# [Directions for this task]
Reproduce the data that follows in its entirety, character for character.

# [Raw data]
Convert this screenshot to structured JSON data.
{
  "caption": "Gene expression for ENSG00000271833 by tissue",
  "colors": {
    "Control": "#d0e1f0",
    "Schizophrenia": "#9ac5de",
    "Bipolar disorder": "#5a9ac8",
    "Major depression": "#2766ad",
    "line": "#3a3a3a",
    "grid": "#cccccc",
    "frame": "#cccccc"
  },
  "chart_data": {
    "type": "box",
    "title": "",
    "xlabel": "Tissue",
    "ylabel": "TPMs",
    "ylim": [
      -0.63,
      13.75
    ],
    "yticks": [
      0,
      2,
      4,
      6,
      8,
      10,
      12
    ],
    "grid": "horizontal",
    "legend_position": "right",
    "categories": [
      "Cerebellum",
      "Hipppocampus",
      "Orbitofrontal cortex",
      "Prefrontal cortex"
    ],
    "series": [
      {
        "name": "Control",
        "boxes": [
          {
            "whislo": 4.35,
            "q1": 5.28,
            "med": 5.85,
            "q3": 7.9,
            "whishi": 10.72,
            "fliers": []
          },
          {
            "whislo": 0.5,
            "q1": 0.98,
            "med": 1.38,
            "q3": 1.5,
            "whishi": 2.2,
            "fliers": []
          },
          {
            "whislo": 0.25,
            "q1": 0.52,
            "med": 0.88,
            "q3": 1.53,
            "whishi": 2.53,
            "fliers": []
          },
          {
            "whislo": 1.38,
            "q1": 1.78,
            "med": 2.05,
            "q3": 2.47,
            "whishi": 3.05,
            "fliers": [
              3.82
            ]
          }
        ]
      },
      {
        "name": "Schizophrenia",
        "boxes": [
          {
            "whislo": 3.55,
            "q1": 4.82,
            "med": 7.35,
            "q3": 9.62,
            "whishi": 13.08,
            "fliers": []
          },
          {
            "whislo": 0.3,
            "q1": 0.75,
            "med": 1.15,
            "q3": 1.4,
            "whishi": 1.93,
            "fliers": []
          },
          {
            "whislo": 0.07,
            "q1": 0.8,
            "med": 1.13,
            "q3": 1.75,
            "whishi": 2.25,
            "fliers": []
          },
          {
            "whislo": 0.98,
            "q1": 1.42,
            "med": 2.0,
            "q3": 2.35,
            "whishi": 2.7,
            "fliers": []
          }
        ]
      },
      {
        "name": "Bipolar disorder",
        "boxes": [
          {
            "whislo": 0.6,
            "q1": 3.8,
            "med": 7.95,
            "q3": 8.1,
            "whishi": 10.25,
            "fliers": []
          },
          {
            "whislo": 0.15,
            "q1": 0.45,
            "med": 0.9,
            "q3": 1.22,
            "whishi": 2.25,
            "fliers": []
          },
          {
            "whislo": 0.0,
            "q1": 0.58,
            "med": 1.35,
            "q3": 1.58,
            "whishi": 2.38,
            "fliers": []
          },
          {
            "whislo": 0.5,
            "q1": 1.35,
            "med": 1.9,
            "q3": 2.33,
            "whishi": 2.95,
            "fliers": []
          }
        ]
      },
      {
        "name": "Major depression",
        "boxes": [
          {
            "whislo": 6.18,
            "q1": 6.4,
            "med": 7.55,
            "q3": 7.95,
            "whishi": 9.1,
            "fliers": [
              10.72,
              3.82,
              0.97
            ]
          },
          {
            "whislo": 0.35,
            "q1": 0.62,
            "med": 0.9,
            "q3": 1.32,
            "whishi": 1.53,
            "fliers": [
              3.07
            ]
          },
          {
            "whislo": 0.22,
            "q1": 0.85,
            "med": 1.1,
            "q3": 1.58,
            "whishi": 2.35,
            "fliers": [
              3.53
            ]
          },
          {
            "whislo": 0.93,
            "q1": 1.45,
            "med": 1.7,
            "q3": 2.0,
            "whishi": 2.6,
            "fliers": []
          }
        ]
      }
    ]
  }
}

# [Task output]
Convert this screenshot to structured JSON data.
{
  "caption": "Gene expression for ENSG00000271833 by tissue",
  "colors": {
    "Control": "#d0e1f0",
    "Schizophrenia": "#9ac5de",
    "Bipolar disorder": "#5a9ac8",
    "Major depression": "#2766ad",
    "line": "#3a3a3a",
    "grid": "#cccccc",
    "frame": "#cccccc"
  },
  "chart_data": {
    "type": "box",
    "title": "",
    "xlabel": "Tissue",
    "ylabel": "TPMs",
    "ylim": [
      -0.63,
      13.75
    ],
    "yticks": [
      0,
      2,
      4,
      6,
      8,
      10,
      12
    ],
    "grid": "horizontal",
    "legend_position": "right",
    "categories": [
      "Cerebellum",
      "Hipppocampus",
      "Orbitofrontal cortex",
      "Prefrontal cortex"
    ],
    "series": [
      {
        "name": "Control",
        "boxes": [
          {
            "whislo": 4.35,
            "q1": 5.28,
            "med": 5.85,
            "q3": 7.9,
            "whishi": 10.72,
            "fliers": []
          },
          {
            "whislo": 0.5,
            "q1": 0.98,
            "med": 1.38,
            "q3": 1.5,
            "whishi": 2.2,
            "fliers": []
          },
          {
            "whislo": 0.25,
            "q1": 0.52,
            "med": 0.88,
            "q3": 1.53,
            "whishi": 2.53,
            "fliers": []
          },
          {
            "whislo": 1.38,
            "q1": 1.78,
            "med": 2.05,
            "q3": 2.47,
            "whishi": 3.05,
            "fliers": [
              3.82
            ]
          }
        ]
      },
      {
        "name": "Schizophrenia",
        "boxes": [
          {
            "whislo": 3.55,
            "q1": 4.82,
            "med": 7.35,
            "q3": 9.62,
            "whishi": 13.08,
            "fliers": []
          },
          {
            "whislo": 0.3,
            "q1": 0.75,
            "med": 1.15,
            "q3": 1.4,
            "whishi": 1.93,
            "fliers": []
          },
          {
            "whislo": 0.07,
            "q1": 0.8,
            "med": 1.13,
            "q3": 1.75,
            "whishi": 2.25,
            "fliers": []
          },
          {
            "whislo": 0.98,
            "q1": 1.42,
            "med": 2.0,
            "q3": 2.35,
            "whishi": 2.7,
            "fliers": []
          }
        ]
      },
      {
        "name": "Bipolar disorder",
        "boxes": [
          {
            "whislo": 0.6,
            "q1": 3.8,
            "med": 7.95,
            "q3": 8.1,
            "whishi": 10.25,
            "fliers": []
          },
          {
            "whislo": 0.15,
            "q1": 0.45,
            "med": 0.9,
            "q3": 1.22,
            "whishi": 2.25,
            "fliers": []
          },
          {
            "whislo": 0.0,
            "q1": 0.58,
            "med": 1.35,
            "q3": 1.58,
            "whishi": 2.38,
            "fliers": []
          },
          {
            "whislo": 0.5,
            "q1": 1.35,
            "med": 1.9,
            "q3": 2.33,
            "whishi": 2.95,
            "fliers": []
          }
        ]
      },
      {
        "name": "Major depression",
        "boxes": [
          {
            "whislo": 6.18,
            "q1": 6.4,
            "med": 7.55,
            "q3": 7.95,
            "whishi": 9.1,
            "fliers": [
              10.72,
              3.82,
              0.97
            ]
          },
          {
            "whislo": 0.35,
            "q1": 0.62,
            "med": 0.9,
            "q3": 1.32,
            "whishi": 1.53,
            "fliers": [
              3.07
            ]
          },
          {
            "whislo": 0.22,
            "q1": 0.85,
            "med": 1.1,
            "q3": 1.58,
            "whishi": 2.35,
            "fliers": [
              3.53
            ]
          },
          {
            "whislo": 0.93,
            "q1": 1.45,
            "med": 1.7,
            "q3": 2.0,
            "whishi": 2.6,
            "fliers": []
          }
        ]
      }
    ]
  }
}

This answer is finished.